◆ Your objective: Pull out every line of the listing below where "金粉翅根" appears.

[begin Records for processing]

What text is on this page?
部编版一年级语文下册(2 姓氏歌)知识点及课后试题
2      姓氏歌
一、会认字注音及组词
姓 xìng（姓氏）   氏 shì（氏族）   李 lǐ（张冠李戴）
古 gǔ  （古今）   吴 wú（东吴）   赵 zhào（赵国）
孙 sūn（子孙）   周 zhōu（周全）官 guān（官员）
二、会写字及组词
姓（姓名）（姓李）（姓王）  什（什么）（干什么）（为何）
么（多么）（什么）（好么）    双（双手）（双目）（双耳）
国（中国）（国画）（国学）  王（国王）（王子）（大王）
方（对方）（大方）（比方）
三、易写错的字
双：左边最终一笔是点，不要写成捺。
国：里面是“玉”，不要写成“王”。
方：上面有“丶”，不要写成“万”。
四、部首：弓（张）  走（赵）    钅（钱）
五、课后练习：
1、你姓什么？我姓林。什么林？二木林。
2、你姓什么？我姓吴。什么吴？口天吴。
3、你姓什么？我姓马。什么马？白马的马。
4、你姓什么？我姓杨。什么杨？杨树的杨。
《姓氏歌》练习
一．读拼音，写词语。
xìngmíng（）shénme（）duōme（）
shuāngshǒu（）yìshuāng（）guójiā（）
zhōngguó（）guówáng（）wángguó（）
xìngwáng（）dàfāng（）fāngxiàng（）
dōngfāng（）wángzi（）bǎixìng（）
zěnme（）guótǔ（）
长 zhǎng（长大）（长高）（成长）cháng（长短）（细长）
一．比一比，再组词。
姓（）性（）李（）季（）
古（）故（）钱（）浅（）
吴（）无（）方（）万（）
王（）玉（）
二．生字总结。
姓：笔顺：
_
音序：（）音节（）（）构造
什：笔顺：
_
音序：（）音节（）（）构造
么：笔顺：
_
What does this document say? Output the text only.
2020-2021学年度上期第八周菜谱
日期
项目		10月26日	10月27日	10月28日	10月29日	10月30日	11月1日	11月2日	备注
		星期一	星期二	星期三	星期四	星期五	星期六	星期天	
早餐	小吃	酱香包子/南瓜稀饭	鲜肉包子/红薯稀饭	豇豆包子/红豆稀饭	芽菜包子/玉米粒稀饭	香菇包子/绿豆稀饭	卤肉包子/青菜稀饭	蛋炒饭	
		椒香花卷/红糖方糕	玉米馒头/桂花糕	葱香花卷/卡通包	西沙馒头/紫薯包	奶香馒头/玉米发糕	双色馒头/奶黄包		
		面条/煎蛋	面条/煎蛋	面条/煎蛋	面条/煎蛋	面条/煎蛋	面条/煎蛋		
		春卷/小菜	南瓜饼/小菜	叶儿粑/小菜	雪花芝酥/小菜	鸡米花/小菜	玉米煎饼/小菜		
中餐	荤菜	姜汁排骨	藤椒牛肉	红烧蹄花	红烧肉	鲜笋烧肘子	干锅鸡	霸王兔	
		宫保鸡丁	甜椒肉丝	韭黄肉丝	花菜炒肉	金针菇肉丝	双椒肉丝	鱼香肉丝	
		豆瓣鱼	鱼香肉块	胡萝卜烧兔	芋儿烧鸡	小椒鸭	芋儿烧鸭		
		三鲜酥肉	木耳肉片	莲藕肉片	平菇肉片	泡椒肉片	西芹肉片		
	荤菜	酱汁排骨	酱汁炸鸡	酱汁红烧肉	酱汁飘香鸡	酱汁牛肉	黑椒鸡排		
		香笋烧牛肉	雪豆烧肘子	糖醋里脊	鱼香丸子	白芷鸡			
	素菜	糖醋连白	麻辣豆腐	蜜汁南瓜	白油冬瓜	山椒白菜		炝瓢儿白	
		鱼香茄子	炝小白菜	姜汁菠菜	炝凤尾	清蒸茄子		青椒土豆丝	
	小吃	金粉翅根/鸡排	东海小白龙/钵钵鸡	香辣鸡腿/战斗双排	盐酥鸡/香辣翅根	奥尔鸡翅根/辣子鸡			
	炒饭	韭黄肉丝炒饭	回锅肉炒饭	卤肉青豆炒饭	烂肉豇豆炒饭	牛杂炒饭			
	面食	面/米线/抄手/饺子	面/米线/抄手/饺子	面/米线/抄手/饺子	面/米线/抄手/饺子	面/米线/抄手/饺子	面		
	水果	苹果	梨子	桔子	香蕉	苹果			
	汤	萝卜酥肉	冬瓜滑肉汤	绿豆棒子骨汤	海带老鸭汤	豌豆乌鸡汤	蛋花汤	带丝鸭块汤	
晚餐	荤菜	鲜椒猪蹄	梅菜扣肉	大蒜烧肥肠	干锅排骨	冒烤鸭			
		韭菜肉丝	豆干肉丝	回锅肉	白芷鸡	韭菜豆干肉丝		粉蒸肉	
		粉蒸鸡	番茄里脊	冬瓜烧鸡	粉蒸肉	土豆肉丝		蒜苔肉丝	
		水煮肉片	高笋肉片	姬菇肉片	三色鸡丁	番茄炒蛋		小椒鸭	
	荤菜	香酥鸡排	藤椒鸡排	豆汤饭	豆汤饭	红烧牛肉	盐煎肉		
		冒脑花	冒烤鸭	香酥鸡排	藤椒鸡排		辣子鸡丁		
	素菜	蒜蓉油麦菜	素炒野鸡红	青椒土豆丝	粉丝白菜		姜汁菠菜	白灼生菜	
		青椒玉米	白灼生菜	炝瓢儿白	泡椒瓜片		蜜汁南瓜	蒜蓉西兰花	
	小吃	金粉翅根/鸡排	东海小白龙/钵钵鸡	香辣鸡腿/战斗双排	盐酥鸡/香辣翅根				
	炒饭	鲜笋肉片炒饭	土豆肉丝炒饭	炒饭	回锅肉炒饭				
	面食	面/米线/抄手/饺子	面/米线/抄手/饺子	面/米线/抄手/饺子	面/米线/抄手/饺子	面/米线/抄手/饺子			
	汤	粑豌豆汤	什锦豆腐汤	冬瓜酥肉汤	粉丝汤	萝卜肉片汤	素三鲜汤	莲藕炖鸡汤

[end Records for processing]

◆ Exercise output:
	小吃	金粉翅根/鸡排	东海小白龙/钵钵鸡	香辣鸡腿/战斗双排	盐酥鸡/香辣翅根	奥尔鸡翅根/辣子鸡			
	小吃	金粉翅根/鸡排	东海小白龙/钵钵鸡	香辣鸡腿/战斗双排	盐酥鸡/香辣翅根				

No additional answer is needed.